Exercise directions: Reproduce the listing below exactly. Pictures do not belong in the copy.

Recorded data:
------------------------

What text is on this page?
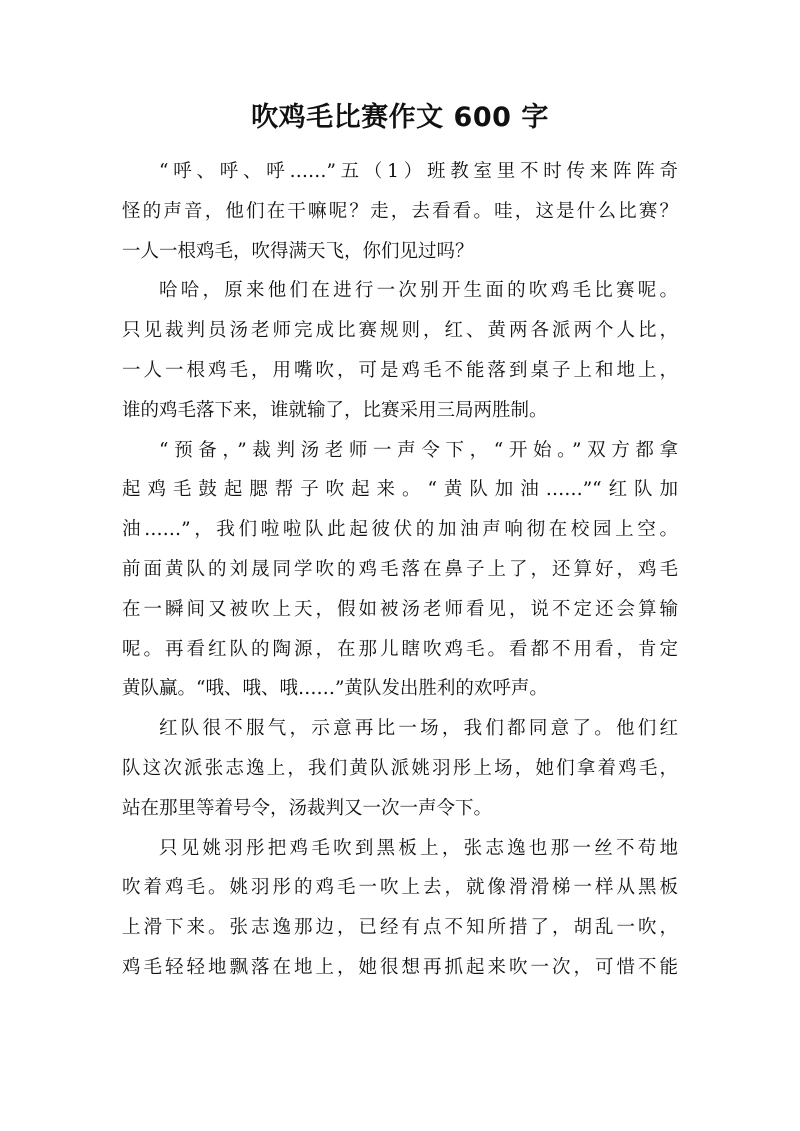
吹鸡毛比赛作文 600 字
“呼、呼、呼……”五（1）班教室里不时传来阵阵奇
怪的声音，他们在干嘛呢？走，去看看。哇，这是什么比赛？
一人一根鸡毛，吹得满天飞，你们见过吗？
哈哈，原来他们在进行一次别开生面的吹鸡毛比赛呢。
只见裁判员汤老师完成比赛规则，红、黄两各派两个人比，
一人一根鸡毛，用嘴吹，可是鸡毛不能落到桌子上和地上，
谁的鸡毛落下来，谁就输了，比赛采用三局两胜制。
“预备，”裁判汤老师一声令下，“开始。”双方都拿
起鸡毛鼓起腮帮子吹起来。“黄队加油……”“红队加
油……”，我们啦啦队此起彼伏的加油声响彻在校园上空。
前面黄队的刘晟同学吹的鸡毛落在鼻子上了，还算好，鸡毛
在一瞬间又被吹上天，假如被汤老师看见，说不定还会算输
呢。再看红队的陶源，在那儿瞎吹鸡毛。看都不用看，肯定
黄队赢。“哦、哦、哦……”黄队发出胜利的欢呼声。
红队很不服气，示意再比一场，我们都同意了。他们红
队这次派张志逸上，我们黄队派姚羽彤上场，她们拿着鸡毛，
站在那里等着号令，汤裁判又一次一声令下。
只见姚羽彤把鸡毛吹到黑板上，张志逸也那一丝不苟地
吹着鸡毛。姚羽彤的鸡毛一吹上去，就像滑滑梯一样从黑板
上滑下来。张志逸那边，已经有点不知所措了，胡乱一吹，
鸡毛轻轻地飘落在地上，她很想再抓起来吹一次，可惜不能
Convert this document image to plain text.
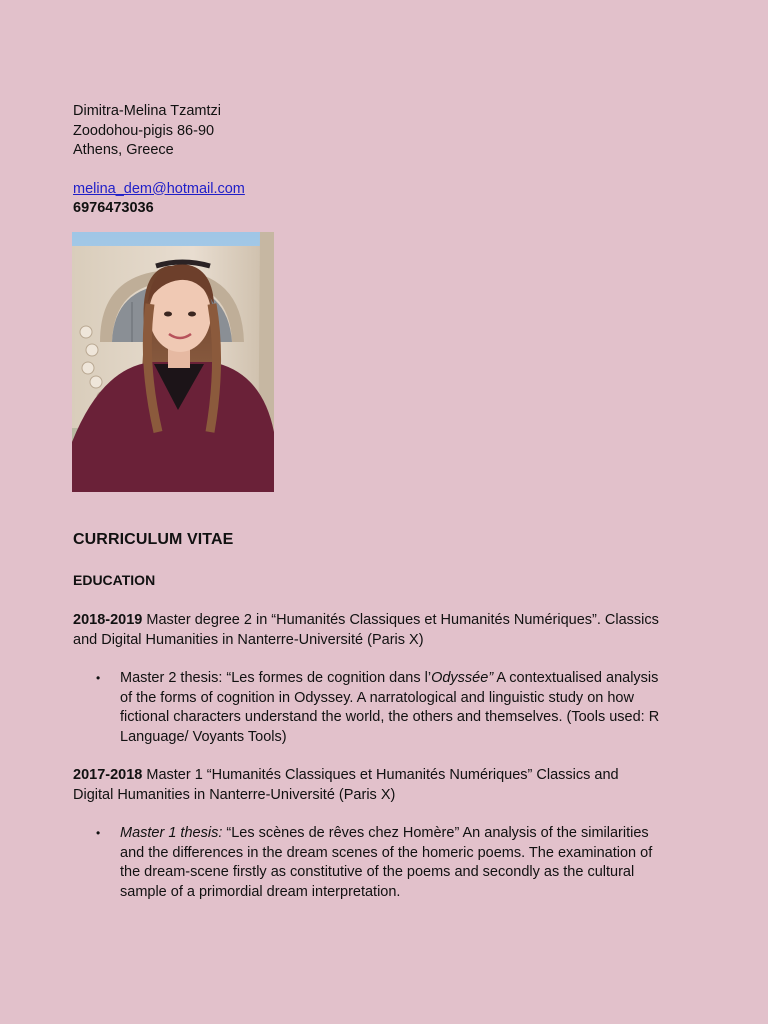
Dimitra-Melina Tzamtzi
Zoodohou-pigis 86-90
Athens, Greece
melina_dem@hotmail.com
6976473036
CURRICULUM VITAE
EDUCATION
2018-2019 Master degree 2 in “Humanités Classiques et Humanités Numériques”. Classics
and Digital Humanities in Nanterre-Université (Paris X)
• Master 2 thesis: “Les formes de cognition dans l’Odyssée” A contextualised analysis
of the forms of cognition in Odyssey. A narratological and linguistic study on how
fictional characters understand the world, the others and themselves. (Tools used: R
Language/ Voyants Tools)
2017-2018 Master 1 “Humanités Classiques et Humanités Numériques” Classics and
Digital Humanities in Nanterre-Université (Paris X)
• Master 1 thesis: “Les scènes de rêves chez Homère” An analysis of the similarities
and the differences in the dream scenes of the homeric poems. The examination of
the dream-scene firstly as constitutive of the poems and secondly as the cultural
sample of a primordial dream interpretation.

------------------------

The answer:
What text is on this page?
吹鸡毛比赛作文 600 字
“呼、呼、呼……”五（1）班教室里不时传来阵阵奇
怪的声音，他们在干嘛呢？走，去看看。哇，这是什么比赛？
一人一根鸡毛，吹得满天飞，你们见过吗？
哈哈，原来他们在进行一次别开生面的吹鸡毛比赛呢。
只见裁判员汤老师完成比赛规则，红、黄两各派两个人比，
一人一根鸡毛，用嘴吹，可是鸡毛不能落到桌子上和地上，
谁的鸡毛落下来，谁就输了，比赛采用三局两胜制。
“预备，”裁判汤老师一声令下，“开始。”双方都拿
起鸡毛鼓起腮帮子吹起来。“黄队加油……”“红队加
油……”，我们啦啦队此起彼伏的加油声响彻在校园上空。
前面黄队的刘晟同学吹的鸡毛落在鼻子上了，还算好，鸡毛
在一瞬间又被吹上天，假如被汤老师看见，说不定还会算输
呢。再看红队的陶源，在那儿瞎吹鸡毛。看都不用看，肯定
黄队赢。“哦、哦、哦……”黄队发出胜利的欢呼声。
红队很不服气，示意再比一场，我们都同意了。他们红
队这次派张志逸上，我们黄队派姚羽彤上场，她们拿着鸡毛，
站在那里等着号令，汤裁判又一次一声令下。
只见姚羽彤把鸡毛吹到黑板上，张志逸也那一丝不苟地
吹着鸡毛。姚羽彤的鸡毛一吹上去，就像滑滑梯一样从黑板
上滑下来。张志逸那边，已经有点不知所措了，胡乱一吹，
鸡毛轻轻地飘落在地上，她很想再抓起来吹一次，可惜不能
Convert this document image to plain text.
Dimitra-Melina Tzamtzi
Zoodohou-pigis 86-90
Athens, Greece
melina_dem@hotmail.com
6976473036
CURRICULUM VITAE
EDUCATION
2018-2019 Master degree 2 in “Humanités Classiques et Humanités Numériques”. Classics
and Digital Humanities in Nanterre-Université (Paris X)
• Master 2 thesis: “Les formes de cognition dans l’Odyssée” A contextualised analysis
of the forms of cognition in Odyssey. A narratological and linguistic study on how
fictional characters understand the world, the others and themselves. (Tools used: R
Language/ Voyants Tools)
2017-2018 Master 1 “Humanités Classiques et Humanités Numériques” Classics and
Digital Humanities in Nanterre-Université (Paris X)
• Master 1 thesis: “Les scènes de rêves chez Homère” An analysis of the similarities
and the differences in the dream scenes of the homeric poems. The examination of
the dream-scene firstly as constitutive of the poems and secondly as the cultural
sample of a primordial dream interpretation.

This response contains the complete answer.